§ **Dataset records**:
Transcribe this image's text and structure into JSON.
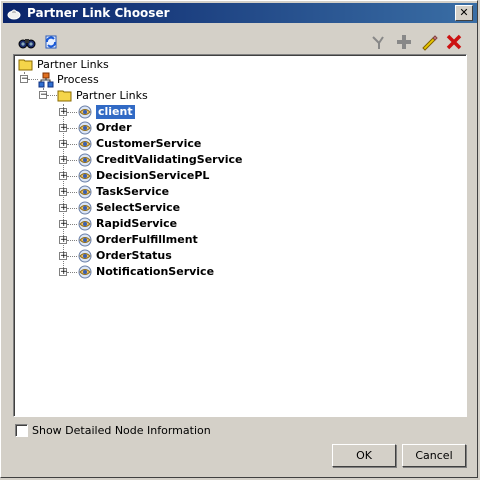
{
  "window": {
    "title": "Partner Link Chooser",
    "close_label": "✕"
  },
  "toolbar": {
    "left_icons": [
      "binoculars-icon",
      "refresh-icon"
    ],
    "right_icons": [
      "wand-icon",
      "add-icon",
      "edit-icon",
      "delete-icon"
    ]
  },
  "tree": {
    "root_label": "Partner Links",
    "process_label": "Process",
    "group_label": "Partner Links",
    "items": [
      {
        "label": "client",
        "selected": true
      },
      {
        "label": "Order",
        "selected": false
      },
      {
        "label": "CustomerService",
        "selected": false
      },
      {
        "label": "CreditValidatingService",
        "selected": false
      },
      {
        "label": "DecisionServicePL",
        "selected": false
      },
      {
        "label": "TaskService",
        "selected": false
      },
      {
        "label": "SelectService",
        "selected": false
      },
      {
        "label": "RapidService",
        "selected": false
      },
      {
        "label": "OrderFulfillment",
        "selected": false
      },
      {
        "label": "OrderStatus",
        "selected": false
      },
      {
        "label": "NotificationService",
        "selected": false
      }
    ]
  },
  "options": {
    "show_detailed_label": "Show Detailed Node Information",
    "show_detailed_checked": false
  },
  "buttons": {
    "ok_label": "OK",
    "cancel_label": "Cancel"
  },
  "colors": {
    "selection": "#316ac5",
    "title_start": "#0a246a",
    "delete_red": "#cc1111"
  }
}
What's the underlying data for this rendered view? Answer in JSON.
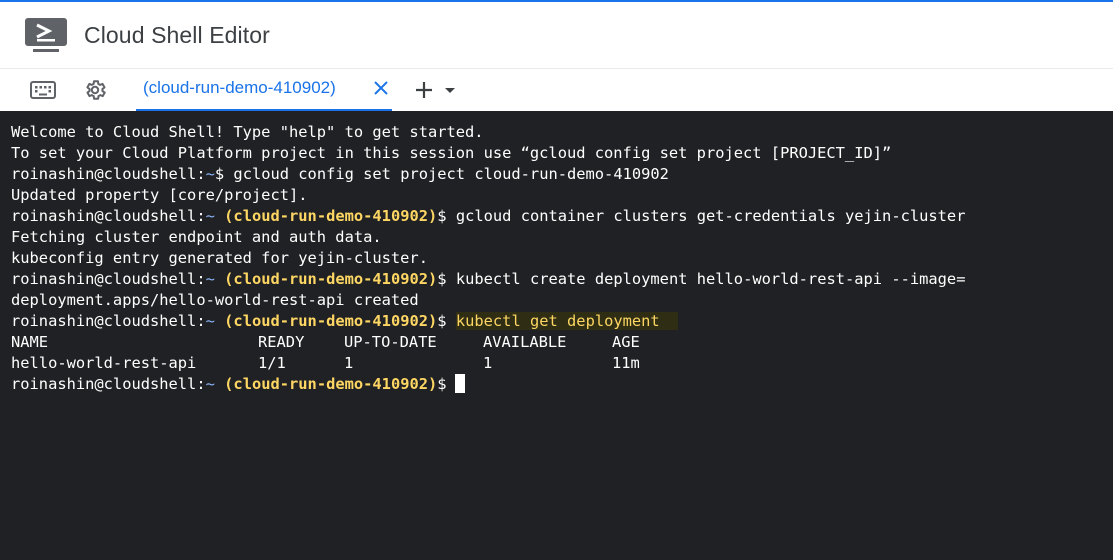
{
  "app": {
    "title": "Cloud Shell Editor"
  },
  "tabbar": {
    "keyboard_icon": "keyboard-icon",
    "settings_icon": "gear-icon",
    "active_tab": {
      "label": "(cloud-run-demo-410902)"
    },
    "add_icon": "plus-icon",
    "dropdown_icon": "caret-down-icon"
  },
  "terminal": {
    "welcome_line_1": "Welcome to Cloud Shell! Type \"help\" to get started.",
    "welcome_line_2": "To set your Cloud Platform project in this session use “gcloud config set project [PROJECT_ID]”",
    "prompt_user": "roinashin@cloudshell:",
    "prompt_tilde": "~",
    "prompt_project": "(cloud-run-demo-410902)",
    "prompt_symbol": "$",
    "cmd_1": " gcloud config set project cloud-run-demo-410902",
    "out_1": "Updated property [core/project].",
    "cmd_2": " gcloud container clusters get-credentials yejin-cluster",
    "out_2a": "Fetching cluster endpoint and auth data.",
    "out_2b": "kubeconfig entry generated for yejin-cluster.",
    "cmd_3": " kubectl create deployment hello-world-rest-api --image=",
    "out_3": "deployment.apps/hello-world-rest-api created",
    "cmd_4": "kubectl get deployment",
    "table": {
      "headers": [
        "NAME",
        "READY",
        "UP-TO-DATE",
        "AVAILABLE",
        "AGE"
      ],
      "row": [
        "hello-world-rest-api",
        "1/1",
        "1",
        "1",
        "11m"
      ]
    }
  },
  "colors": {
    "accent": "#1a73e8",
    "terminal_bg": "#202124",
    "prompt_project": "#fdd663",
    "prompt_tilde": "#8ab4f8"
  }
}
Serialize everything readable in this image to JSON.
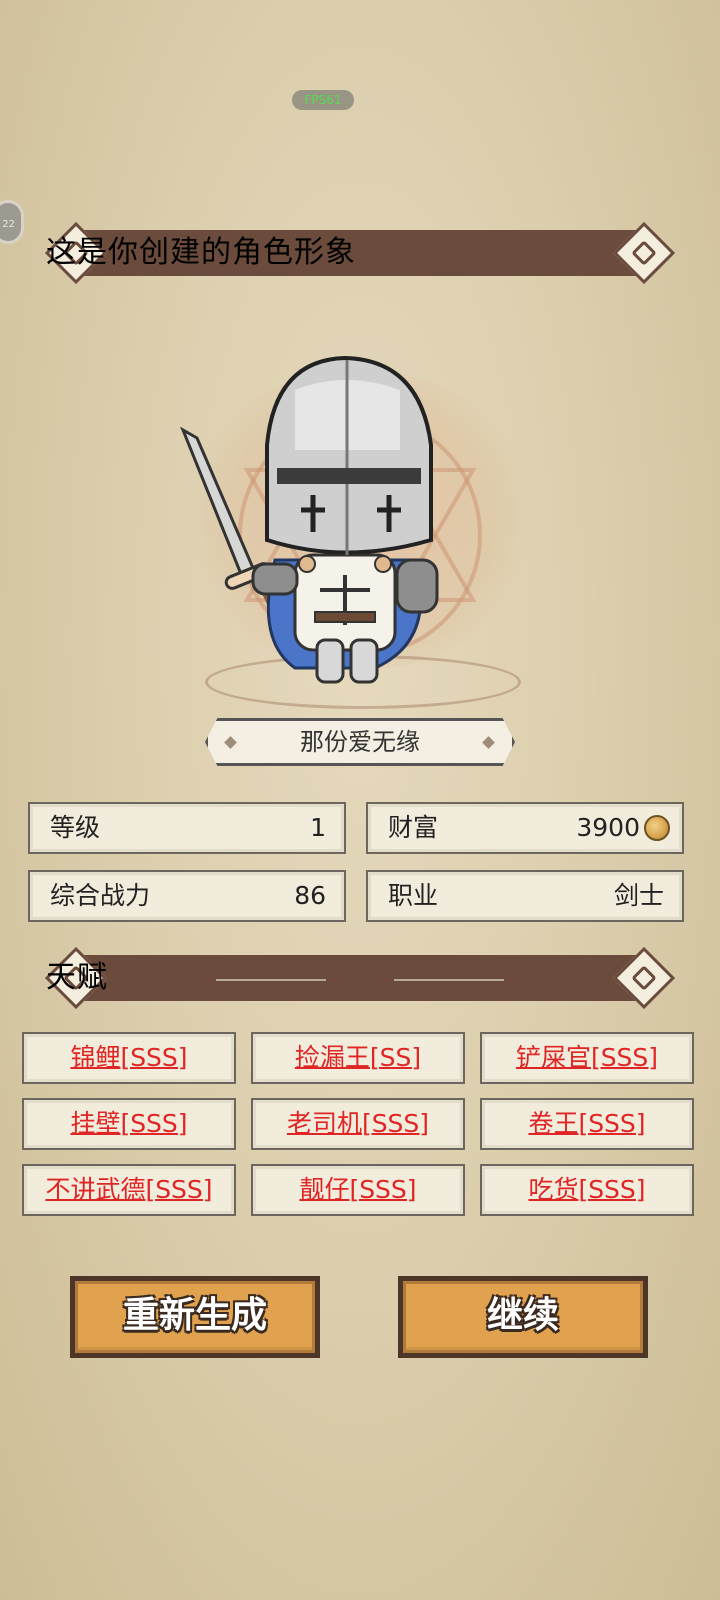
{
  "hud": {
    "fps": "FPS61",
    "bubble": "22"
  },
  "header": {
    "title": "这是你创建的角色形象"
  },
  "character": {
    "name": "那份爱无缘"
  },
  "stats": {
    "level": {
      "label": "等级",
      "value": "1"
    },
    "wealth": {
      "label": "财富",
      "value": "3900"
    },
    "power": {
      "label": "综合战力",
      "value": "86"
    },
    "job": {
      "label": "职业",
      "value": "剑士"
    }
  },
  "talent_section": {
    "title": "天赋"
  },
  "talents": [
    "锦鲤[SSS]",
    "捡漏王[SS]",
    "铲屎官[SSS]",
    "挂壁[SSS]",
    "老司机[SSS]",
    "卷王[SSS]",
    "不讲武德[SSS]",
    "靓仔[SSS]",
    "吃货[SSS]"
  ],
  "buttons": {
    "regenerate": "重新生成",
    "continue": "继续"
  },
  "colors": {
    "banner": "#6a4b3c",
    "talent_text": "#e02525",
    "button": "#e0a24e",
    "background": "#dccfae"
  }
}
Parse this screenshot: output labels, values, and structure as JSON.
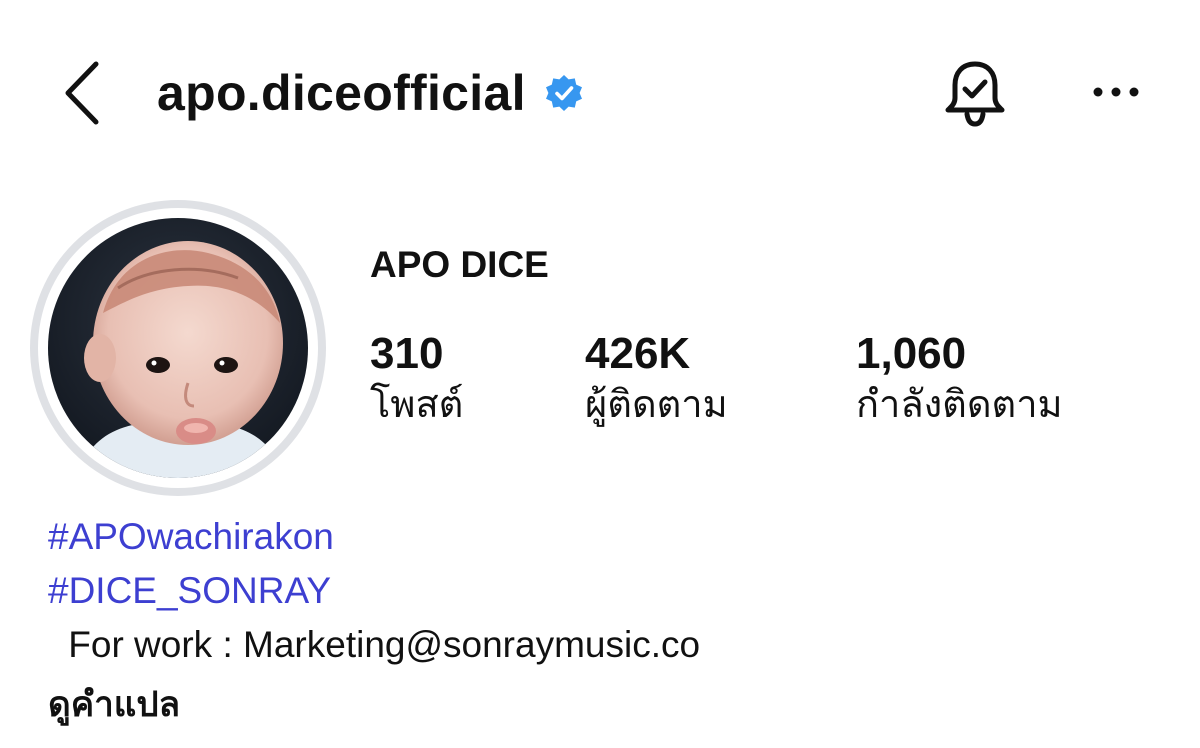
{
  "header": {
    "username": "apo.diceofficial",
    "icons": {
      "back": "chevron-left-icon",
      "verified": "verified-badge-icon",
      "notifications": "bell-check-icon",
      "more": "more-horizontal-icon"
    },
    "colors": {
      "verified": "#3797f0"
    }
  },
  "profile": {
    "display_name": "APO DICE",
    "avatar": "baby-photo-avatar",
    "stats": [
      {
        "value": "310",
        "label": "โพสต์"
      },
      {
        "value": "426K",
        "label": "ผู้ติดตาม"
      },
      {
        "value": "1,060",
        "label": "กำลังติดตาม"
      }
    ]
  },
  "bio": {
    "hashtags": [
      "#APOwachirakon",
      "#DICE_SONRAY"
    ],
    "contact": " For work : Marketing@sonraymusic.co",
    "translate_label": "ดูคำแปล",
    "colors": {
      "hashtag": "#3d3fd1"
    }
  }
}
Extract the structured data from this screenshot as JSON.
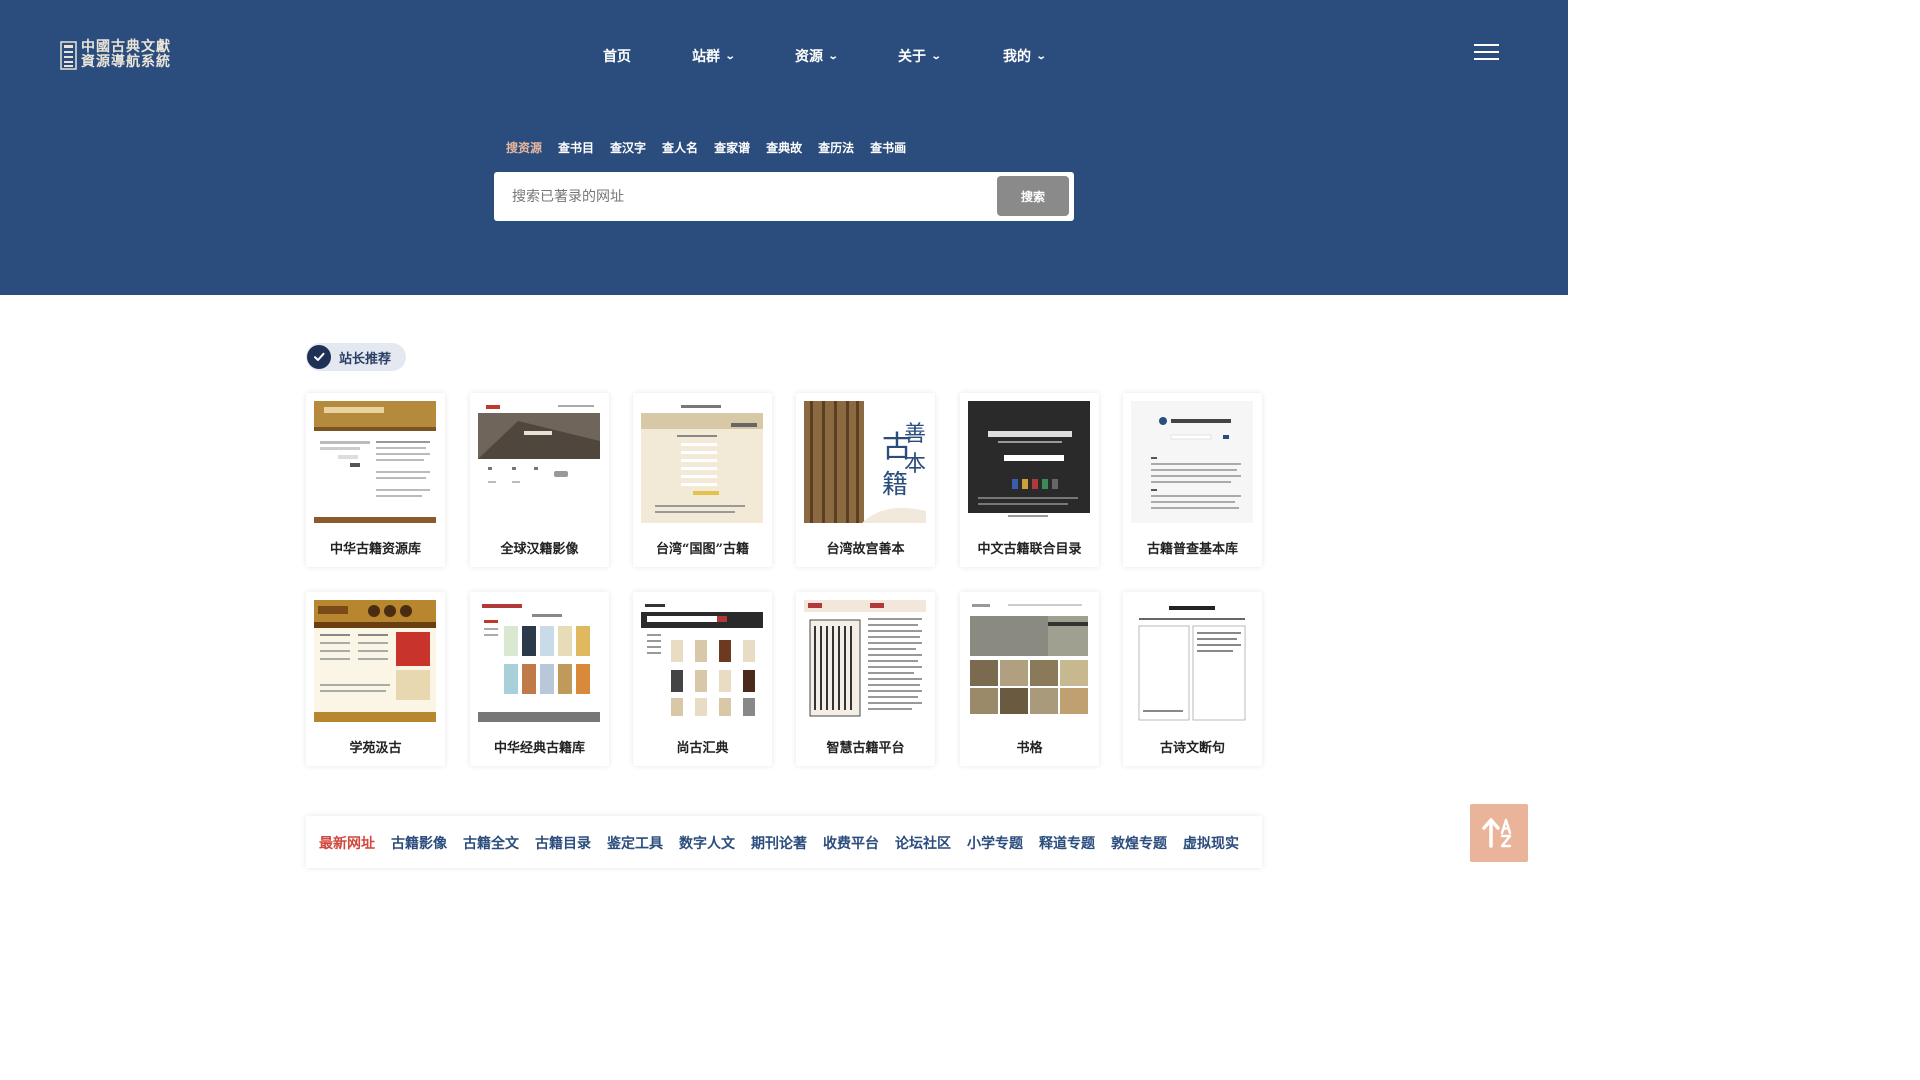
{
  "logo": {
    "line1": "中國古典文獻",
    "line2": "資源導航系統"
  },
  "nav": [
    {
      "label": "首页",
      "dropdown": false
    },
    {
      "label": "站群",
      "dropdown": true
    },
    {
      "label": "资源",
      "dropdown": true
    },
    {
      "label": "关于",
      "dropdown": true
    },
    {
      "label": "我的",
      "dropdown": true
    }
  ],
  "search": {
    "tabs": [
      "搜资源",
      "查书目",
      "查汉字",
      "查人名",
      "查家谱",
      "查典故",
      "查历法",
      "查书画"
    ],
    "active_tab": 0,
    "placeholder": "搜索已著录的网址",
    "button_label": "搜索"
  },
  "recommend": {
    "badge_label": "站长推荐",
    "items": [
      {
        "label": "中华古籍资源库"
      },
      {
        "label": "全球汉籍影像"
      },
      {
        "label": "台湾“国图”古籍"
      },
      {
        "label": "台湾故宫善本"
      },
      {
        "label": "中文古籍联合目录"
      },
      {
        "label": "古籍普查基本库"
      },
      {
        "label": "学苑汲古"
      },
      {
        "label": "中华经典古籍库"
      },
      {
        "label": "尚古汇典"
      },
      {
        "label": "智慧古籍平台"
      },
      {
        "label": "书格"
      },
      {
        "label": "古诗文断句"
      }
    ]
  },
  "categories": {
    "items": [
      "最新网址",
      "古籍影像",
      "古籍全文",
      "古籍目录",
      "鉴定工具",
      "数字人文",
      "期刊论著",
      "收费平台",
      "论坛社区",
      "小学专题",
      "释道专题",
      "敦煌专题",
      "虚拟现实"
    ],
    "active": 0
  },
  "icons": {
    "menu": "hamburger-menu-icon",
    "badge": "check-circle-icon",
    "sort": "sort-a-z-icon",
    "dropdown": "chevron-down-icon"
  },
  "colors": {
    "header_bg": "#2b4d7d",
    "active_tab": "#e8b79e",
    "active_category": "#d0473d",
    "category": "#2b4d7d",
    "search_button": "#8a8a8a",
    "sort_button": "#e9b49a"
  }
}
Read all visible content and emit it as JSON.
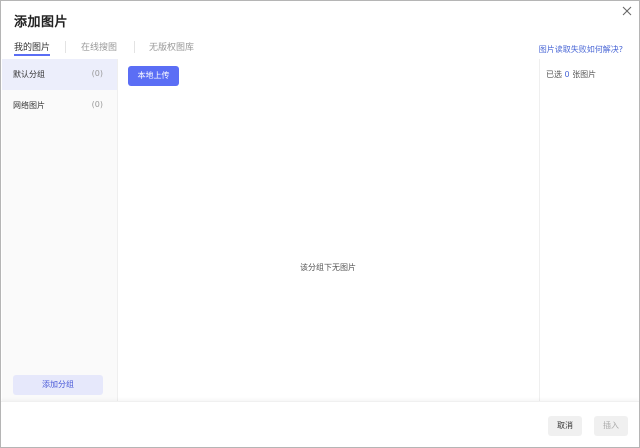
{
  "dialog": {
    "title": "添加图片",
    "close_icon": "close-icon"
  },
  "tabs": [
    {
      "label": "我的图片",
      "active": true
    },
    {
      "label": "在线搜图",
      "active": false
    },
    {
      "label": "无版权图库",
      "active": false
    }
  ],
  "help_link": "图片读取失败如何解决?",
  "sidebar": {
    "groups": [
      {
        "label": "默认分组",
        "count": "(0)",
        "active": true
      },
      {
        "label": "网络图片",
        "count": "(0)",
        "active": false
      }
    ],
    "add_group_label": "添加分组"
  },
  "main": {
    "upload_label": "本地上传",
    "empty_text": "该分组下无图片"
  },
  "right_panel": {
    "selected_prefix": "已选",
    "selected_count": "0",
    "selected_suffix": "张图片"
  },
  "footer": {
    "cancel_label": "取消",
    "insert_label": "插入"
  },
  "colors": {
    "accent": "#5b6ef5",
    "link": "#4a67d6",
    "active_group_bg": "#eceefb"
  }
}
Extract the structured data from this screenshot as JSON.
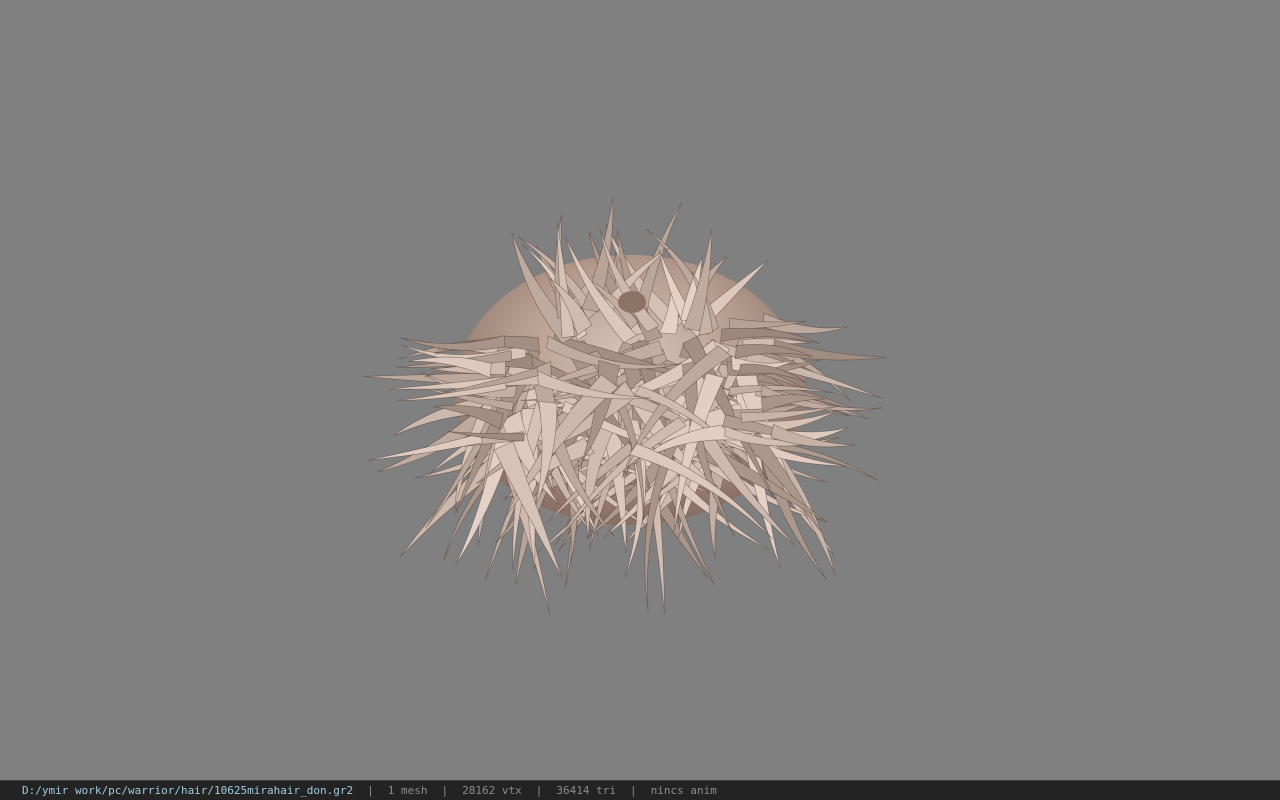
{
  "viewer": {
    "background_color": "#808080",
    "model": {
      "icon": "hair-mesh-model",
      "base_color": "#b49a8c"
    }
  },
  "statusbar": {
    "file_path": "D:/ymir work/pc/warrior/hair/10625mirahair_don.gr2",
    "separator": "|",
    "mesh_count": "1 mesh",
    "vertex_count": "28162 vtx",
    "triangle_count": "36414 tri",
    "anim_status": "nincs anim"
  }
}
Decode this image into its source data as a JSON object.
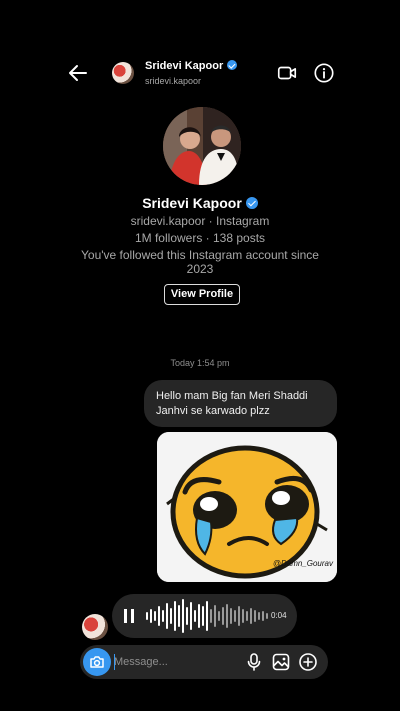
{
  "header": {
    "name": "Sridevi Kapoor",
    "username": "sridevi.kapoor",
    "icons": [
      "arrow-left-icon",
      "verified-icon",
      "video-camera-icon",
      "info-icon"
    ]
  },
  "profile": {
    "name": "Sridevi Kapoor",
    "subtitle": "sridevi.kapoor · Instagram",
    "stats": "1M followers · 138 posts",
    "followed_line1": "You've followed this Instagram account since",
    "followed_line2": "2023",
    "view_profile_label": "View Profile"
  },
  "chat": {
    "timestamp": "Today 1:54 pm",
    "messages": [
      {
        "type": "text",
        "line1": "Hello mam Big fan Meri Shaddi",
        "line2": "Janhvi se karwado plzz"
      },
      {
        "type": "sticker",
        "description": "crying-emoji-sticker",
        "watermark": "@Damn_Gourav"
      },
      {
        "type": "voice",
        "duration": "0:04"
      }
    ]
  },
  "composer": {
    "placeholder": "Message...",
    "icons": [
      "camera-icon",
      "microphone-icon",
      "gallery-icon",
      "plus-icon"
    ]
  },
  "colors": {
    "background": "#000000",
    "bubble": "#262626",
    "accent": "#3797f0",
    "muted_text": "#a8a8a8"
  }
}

§ **What is needed**: From the entries above, extract every line where the word "world" appears.

§ **Task output**:
    "cmd_3": " kubectl create deployment hello-world-rest-api --image=",
    "out_3": "deployment.apps/hello-world-rest-api created",
        "hello-world-rest-api",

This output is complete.